§ Description of the task: Write the listing out again, all of it, word for word.

Data entries
________________

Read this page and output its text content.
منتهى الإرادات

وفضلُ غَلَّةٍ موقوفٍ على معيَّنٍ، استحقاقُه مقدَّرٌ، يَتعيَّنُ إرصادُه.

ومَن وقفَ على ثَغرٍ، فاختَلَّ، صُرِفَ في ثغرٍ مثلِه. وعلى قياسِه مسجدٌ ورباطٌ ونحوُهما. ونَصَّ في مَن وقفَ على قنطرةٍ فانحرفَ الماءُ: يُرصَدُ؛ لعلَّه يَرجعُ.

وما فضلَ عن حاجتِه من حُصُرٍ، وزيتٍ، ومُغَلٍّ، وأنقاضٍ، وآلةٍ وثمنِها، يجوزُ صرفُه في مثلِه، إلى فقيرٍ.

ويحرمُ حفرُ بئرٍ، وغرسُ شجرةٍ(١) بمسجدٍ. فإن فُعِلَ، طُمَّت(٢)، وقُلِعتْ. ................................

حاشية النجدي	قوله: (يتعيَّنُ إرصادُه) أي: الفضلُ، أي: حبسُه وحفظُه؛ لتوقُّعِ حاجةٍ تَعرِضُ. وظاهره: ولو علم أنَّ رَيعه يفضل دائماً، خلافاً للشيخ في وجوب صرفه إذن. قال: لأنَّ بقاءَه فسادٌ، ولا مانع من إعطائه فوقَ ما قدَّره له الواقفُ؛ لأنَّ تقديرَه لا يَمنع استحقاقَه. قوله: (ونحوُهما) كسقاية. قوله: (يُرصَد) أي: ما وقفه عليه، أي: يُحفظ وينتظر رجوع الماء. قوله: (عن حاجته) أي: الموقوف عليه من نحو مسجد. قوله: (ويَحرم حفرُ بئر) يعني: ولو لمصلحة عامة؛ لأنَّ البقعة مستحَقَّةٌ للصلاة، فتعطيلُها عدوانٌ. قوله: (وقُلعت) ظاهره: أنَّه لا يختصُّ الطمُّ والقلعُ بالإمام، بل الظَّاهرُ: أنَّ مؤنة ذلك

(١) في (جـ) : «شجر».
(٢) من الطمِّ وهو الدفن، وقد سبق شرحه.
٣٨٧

________________

§ Solved exercise:
Read this page and output its text content.
منتهى الإرادات

وفضلُ غَلَّةٍ موقوفٍ على معيَّنٍ، استحقاقُه مقدَّرٌ، يَتعيَّنُ إرصادُه.

ومَن وقفَ على ثَغرٍ، فاختَلَّ، صُرِفَ في ثغرٍ مثلِه. وعلى قياسِه مسجدٌ ورباطٌ ونحوُهما. ونَصَّ في مَن وقفَ على قنطرةٍ فانحرفَ الماءُ: يُرصَدُ؛ لعلَّه يَرجعُ.

وما فضلَ عن حاجتِه من حُصُرٍ، وزيتٍ، ومُغَلٍّ، وأنقاضٍ، وآلةٍ وثمنِها، يجوزُ صرفُه في مثلِه، إلى فقيرٍ.

ويحرمُ حفرُ بئرٍ، وغرسُ شجرةٍ(١) بمسجدٍ. فإن فُعِلَ، طُمَّت(٢)، وقُلِعتْ. ................................

حاشية النجدي	قوله: (يتعيَّنُ إرصادُه) أي: الفضلُ، أي: حبسُه وحفظُه؛ لتوقُّعِ حاجةٍ تَعرِضُ. وظاهره: ولو علم أنَّ رَيعه يفضل دائماً، خلافاً للشيخ في وجوب صرفه إذن. قال: لأنَّ بقاءَه فسادٌ، ولا مانع من إعطائه فوقَ ما قدَّره له الواقفُ؛ لأنَّ تقديرَه لا يَمنع استحقاقَه. قوله: (ونحوُهما) كسقاية. قوله: (يُرصَد) أي: ما وقفه عليه، أي: يُحفظ وينتظر رجوع الماء. قوله: (عن حاجته) أي: الموقوف عليه من نحو مسجد. قوله: (ويَحرم حفرُ بئر) يعني: ولو لمصلحة عامة؛ لأنَّ البقعة مستحَقَّةٌ للصلاة، فتعطيلُها عدوانٌ. قوله: (وقُلعت) ظاهره: أنَّه لا يختصُّ الطمُّ والقلعُ بالإمام، بل الظَّاهرُ: أنَّ مؤنة ذلك

(١) في (جـ) : «شجر».
(٢) من الطمِّ وهو الدفن، وقد سبق شرحه.
٣٨٧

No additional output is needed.